::: DOCUMENT EXTRACT

For Sale: Mint condition Uterus! Never been used!

So I was on Heidi’s blog today (Completely Barking Mad,) and she had a link to another blog called Nine Pound Dictator. Sounded like a good title, and I’m a sucker for a good title so I decided to check it out. I only made it to the post titled Mommies Rule before I had to stop.

What’s that sound you ask? Well, that’s me having an aneurysm. In the article, she says that people look at her differently now that she’s a mother. It’s the respect, she claims. Respect for her, and her respect for life. She also claims that women are nicer to her when they find out she’s a mother, she’s no longer the Competition, apparently.

You know what? You know what!!?? (the Double ‘You know what?’ from me is a sign that you have just unleased Evil Margarita. She doesn’t get to come out and play very often, generally because I’m left to apologize for whatever she does while she’s out, but I’m letting her out this time because she has a point)

(continuation of Evil Margarita’s tirade . . . ) Just because I haven’t pushed a nine pound human being out of my uterus does not mean that my life is a total waste of time. I’m tired of being constantly informed by the media and anyone else who has a baby that I just don’t understand the meaning of life. You know what? I don’t understand the meaning of life, but I doubt that having a baby will make everything crystal clear for me. Some of us aren’t wired that way. Some of us don’t have a burning desire to procreate. And just because you have procreated, you do not instantly deserve my undying respect.

Don’t get me wrong, I think motherhood is a great thing, and if you choose to be a mom and that makes you happy, then I’m happy for you. My sister is a great mum to two beautiful boys and she works hard to be a good mum to them. It’s a hard job. The pay is lousy, the hours worse, and nine times out of ten, you have to be the bad guy.

But for those women out there that have a baby and then instantly start propogating the urban legend that the rest of us childless freaks are missing out really irritates me. I actually had to give myself a cooling off period before I could even write this blog. I know alot of women who don’t have kids. Some don’t want kids, some just haven’t had them yet, some aren’t in a position to have them, but none of them feel like they are missing the boat on life because they don’t have mini-me’s running around.

::::::

> **PROBLEM 1**
Summarize the blog post in two sentences.
The records that follow are unrelated to the text above.

::: RECORDS SHOWN

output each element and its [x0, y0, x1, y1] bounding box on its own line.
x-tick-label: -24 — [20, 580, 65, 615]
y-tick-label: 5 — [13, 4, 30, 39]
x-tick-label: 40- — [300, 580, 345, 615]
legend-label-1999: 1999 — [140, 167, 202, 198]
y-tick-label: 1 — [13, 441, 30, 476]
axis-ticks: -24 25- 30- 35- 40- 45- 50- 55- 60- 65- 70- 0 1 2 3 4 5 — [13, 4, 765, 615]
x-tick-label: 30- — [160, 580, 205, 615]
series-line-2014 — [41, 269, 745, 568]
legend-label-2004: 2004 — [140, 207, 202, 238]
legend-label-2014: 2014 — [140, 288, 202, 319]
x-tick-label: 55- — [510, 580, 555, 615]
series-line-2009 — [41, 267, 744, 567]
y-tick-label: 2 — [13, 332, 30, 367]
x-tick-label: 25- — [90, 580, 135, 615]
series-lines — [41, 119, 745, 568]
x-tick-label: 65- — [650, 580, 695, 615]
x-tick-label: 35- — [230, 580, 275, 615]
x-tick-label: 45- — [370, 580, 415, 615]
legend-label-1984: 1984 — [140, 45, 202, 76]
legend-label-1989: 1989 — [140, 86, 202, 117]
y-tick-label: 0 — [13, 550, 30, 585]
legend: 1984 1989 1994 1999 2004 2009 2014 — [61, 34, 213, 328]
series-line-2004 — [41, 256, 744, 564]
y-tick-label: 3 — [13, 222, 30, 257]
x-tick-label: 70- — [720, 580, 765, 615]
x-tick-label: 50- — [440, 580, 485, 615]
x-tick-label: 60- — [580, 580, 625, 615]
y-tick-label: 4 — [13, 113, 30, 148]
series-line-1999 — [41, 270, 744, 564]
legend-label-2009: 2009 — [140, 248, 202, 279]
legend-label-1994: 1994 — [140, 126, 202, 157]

::::::
::: RECORDS SHOWN

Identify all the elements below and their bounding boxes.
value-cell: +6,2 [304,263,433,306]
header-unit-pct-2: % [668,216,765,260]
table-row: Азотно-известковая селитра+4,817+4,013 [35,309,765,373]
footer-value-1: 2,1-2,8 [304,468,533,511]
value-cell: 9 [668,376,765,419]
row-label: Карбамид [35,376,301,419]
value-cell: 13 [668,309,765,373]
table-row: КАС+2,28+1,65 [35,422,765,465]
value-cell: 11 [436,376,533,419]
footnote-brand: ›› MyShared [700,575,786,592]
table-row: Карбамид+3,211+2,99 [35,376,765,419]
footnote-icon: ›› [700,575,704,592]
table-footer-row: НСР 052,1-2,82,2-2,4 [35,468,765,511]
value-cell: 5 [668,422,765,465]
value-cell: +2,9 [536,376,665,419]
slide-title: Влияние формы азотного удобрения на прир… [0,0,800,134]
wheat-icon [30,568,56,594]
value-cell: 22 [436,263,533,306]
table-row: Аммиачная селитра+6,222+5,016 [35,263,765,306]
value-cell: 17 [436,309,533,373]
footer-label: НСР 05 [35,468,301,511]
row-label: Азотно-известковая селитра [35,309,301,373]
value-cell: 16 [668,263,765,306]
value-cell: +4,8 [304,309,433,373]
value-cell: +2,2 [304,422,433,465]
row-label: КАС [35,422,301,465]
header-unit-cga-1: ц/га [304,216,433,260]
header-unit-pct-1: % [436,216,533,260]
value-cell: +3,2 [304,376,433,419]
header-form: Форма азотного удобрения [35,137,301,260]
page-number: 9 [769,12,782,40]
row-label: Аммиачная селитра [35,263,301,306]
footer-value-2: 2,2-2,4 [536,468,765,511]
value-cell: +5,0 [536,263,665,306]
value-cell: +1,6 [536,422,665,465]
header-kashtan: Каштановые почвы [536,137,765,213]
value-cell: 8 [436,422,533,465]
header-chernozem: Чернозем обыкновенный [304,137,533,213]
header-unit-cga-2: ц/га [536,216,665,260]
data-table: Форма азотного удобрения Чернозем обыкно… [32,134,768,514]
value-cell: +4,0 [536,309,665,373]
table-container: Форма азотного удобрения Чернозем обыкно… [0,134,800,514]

::::::

> **PROBLEM 2**
Lay out the lines of the records, starting at the line containing "output each element" and ending at the line containing "y-tick-label: 4 — [13, 113, 30, 148]", as a Markdown table with the columns n and Line.

> **COMPLETE OUTPUT 1**
After reading a post in which a mother claims people respect her more now that she has a child, the writer argues that not having given birth does not make a life a waste of time and that having procreated does not instantly earn anyone undying respect. While calling motherhood a great and hard job, the writer is irritated by women who have a baby and then claim that childless women are missing out, noting that many women without kids feel no such loss.

> **COMPLETE OUTPUT 2**
| n | Line |
|---|---|
| 1 | output each element and its [x0, y0, x1, y1] bounding box on its own line. |
| 2 | x-tick-label: -24 — [20, 580, 65, 615] |
| 3 | y-tick-label: 5 — [13, 4, 30, 39] |
| 4 | x-tick-label: 40- — [300, 580, 345, 615] |
| 5 | legend-label-1999: 1999 — [140, 167, 202, 198] |
| 6 | y-tick-label: 1 — [13, 441, 30, 476] |
| 7 | axis-ticks: -24 25- 30- 35- 40- 45- 50- 55- 60- 65- 70- 0 1 2 3 4 5 — [13, 4, 765, 615] |
| 8 | x-tick-label: 30- — [160, 580, 205, 615] |
| 9 | series-line-2014 — [41, 269, 745, 568] |
| 10 | legend-label-2004: 2004 — [140, 207, 202, 238] |
| 11 | legend-label-2014: 2014 — [140, 288, 202, 319] |
| 12 | x-tick-label: 55- — [510, 580, 555, 615] |
| 13 | series-line-2009 — [41, 267, 744, 567] |
| 14 | y-tick-label: 2 — [13, 332, 30, 367] |
| 15 | x-tick-label: 25- — [90, 580, 135, 615] |
| 16 | series-lines — [41, 119, 745, 568] |
| 17 | x-tick-label: 65- — [650, 580, 695, 615] |
| 18 | x-tick-label: 35- — [230, 580, 275, 615] |
| 19 | x-tick-label: 45- — [370, 580, 415, 615] |
| 20 | legend-label-1984: 1984 — [140, 45, 202, 76] |
| 21 | legend-label-1989: 1989 — [140, 86, 202, 117] |
| 22 | y-tick-label: 0 — [13, 550, 30, 585] |
| 23 | legend: 1984 1989 1994 1999 2004 2009 2014 — [61, 34, 213, 328] |
| 24 | series-line-2004 — [41, 256, 744, 564] |
| 25 | y-tick-label: 3 — [13, 222, 30, 257] |
| 26 | x-tick-label: 70- — [720, 580, 765, 615] |
| 27 | x-tick-label: 50- — [440, 580, 485, 615] |
| 28 | x-tick-label: 60- — [580, 580, 625, 615] |
| 29 | y-tick-label: 4 — [13, 113, 30, 148] |